## Выбранный отрывок
--*--
ОСТРОВ
РАДОСТИ
Алексей
Смирнов. Виолончель за бумажной стеной.
М., «Новый хронограф», 2016, З01 стр.
В пламя,
книга долговая!
Мир и
радость — путь из тьмы.
Братья,
как судили мы,
Судит
Бог в надзвездном крае.
Фридрих
Шиллер, «К радости»
Жанр
книги Алексея Е. Смирнова не указан на
титульном листе. Видимо, автор не решался
заявить, что он представил читателю
роман. А эта книжка с затейливым
названием (избыточно затейливым, но
вскоре оно легко разъяснится) — не что
иное, как роман о детстве в свободной
череде новелл, не так уж строго следующих
хронологии ребяческого взросления.
Роман скрупулезно правдивый в отношении
схваченного им времени — и вместе с тем
поэтический и идиллический.
Поясню это редкое
сочетание хорошо известными мыслями
М. М. Бахтина об «идиллическом хронотопе»,
находившего, кстати, вкрапления идиллии
в плоти «Войны и мира», а тем паче —
«Обломова». Это «органическая
прикрепленность, приращенность жизни
и ее событий к месту — к родной стране
со всеми ее уголками <…> к родному
дому», «единство жизни поколений»,
определяемое единством места; «смягчение
всех граней времени» (курсив здесь и
далее в цитатах мой — И. Р.); отсутствие
в идиллии прямой эротики (у Смирнова
возможность отроческой эротики, как
видно, вытеснена спортом); типичное
для идиллии «соседство еды и детей»,
детей и старцев, образов «человека из
народа» — слуг и насельников дома. Как
парадоксально замечает исследователь,
«идиллия не знает быта», ибо в ней
«моменты быта становятся существенными
событиями и приобретают сюжетное
значение», включая сюда «идиллические
вещи <…> неразрывно связанные с
идиллическим бытом».
И, пожалуй, самое главное: «...на первый
план выдвигается глубокая человечность
самого идиллического человека и
человечность отношений между людьми».
Поскольку мир
идиллии — относительно замкнутый мир,
историческое время в нем отражается
лишь косвенно, проницая своими
эпизодическими вторжениями щадящий
кокон семьи и стайки сверстников. Но не
удержусь сказать об этом, чисто московском,
времени — ведь я, будучи его старшей,
но пришлой современницей-студенткой,
поняла его только теперь, из книги
Смирнова, из того, что запомнилось
рожденному в самом центре Москвы
наблюдательному мальчику.
Это 1950-е годы. Какой
странный, своеобразно-«слоеный»,
оказывается, период — от смерти Сталина
условно отсчитываемый: эпоха устоявшегося
бытования и новых статусных и бытовых
примет. Старая интеллигенция — нет, не
старорежимная, но не вполне утратившая
наследственные навыки дореволюционного
«мирного времени»: тут еще помнят, как
Свешников регентовал в храме Христа
Спасителя (уже снесенном и сменившемся
грязной, запущенной автобазой — до
бассейна пока далеко) и привычно накрывают
пасхальный стол. А отец рассказчика,
весьма умный и ироничный военный
юрист-преподаватель, сидит «за письменным
столом, конспектируя работу Владимира
Ильича Ленина „Материализм и
эмпириокритицизм”. Это было свято».
--*--
## Исходный материал
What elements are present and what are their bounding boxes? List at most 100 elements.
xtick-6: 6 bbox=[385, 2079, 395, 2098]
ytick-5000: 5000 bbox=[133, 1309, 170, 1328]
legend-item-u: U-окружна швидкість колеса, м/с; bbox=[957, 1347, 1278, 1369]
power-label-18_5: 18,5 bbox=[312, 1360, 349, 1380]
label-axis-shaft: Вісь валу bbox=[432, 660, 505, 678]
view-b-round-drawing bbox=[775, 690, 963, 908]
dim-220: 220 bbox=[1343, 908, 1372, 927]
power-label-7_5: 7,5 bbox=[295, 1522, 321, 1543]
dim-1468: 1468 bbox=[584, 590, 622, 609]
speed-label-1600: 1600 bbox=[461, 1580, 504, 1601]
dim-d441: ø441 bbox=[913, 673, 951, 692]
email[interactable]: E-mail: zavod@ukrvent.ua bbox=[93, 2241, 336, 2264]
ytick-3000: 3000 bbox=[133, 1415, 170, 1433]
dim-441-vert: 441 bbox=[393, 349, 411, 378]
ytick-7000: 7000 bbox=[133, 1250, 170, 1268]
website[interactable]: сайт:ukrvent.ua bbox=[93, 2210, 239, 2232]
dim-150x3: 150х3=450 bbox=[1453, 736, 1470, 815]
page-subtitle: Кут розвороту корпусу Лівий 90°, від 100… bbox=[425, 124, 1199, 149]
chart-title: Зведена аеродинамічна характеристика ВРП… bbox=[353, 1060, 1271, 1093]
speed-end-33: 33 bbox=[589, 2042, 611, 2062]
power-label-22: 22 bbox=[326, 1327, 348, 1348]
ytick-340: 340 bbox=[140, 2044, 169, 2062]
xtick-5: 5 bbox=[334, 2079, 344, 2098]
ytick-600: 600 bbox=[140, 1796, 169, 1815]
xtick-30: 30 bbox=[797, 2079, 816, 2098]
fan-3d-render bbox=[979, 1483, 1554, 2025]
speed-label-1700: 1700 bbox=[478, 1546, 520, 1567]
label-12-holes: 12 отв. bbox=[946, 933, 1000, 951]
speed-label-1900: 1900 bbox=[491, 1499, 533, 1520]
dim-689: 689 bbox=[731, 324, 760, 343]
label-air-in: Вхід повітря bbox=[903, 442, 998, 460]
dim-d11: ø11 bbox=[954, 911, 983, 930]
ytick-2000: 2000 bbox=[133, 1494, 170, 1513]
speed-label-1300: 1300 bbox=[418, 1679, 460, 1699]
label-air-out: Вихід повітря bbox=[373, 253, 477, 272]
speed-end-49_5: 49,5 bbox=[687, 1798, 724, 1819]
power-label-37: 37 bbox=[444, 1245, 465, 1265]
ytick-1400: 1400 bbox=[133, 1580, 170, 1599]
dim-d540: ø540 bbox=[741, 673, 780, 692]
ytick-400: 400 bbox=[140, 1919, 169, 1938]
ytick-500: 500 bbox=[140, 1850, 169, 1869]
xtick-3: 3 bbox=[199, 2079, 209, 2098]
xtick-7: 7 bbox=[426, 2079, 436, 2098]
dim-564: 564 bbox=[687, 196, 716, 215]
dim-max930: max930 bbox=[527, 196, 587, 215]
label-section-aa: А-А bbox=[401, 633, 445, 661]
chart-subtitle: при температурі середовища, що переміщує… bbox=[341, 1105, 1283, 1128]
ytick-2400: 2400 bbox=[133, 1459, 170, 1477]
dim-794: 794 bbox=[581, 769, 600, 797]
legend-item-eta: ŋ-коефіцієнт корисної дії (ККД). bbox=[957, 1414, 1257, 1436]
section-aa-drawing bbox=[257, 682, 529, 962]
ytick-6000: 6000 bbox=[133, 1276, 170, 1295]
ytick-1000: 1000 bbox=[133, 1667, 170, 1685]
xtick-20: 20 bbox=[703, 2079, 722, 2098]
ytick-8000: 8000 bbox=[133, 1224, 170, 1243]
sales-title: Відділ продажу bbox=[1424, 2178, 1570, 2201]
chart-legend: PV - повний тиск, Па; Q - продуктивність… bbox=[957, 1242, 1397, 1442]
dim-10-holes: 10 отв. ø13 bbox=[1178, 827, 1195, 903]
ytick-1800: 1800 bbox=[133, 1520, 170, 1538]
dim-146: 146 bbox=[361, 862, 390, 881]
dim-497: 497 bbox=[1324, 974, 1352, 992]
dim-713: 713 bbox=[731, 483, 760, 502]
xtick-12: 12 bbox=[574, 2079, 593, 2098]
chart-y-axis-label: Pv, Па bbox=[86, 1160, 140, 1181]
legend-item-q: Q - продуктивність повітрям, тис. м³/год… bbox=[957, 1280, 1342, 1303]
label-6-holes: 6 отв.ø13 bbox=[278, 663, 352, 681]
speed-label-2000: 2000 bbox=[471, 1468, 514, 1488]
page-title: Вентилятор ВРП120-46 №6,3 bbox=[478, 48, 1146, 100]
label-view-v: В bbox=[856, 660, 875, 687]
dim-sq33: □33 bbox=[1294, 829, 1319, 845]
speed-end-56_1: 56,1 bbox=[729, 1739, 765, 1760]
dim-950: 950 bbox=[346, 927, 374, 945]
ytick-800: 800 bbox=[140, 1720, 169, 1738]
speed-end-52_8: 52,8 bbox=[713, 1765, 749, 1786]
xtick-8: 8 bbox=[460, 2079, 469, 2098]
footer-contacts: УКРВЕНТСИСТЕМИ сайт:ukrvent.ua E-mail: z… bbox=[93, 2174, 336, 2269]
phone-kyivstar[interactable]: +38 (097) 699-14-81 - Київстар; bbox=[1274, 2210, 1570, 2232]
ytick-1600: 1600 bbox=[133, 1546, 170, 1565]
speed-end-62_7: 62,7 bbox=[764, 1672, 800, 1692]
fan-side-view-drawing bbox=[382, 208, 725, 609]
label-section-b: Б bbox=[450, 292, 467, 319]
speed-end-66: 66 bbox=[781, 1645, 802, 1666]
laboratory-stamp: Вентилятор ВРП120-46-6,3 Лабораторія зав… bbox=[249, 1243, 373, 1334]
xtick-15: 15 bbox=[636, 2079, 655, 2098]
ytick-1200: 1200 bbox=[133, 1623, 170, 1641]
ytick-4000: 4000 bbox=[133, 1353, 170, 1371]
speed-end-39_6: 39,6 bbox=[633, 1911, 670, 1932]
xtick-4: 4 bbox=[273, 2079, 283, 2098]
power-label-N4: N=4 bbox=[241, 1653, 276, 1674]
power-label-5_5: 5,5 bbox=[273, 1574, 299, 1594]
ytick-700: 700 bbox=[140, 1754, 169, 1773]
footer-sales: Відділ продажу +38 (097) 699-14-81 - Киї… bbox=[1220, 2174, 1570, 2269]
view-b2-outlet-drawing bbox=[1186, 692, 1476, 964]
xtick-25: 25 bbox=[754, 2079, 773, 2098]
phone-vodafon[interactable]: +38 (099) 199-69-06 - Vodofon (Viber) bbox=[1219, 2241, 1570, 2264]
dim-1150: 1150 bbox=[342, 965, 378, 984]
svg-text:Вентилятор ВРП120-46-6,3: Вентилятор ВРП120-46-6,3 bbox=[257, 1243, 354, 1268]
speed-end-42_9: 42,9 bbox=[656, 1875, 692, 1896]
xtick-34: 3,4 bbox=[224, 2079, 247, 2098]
--*--
Выпишите без изменений фрагмент отрывка о книге Алексея Смирнова. Начните со слов «Поскольку мир» и остановитесь после слов «наблюдательному мальчику.».

## Решение задания
Поскольку мир
идиллии — относительно замкнутый мир,
историческое время в нем отражается
лишь косвенно, проницая своими
эпизодическими вторжениями щадящий
кокон семьи и стайки сверстников. Но не
удержусь сказать об этом, чисто московском,
времени — ведь я, будучи его старшей,
но пришлой современницей-студенткой,
поняла его только теперь, из книги
Смирнова, из того, что запомнилось
рожденному в самом центре Москвы
наблюдательному мальчику.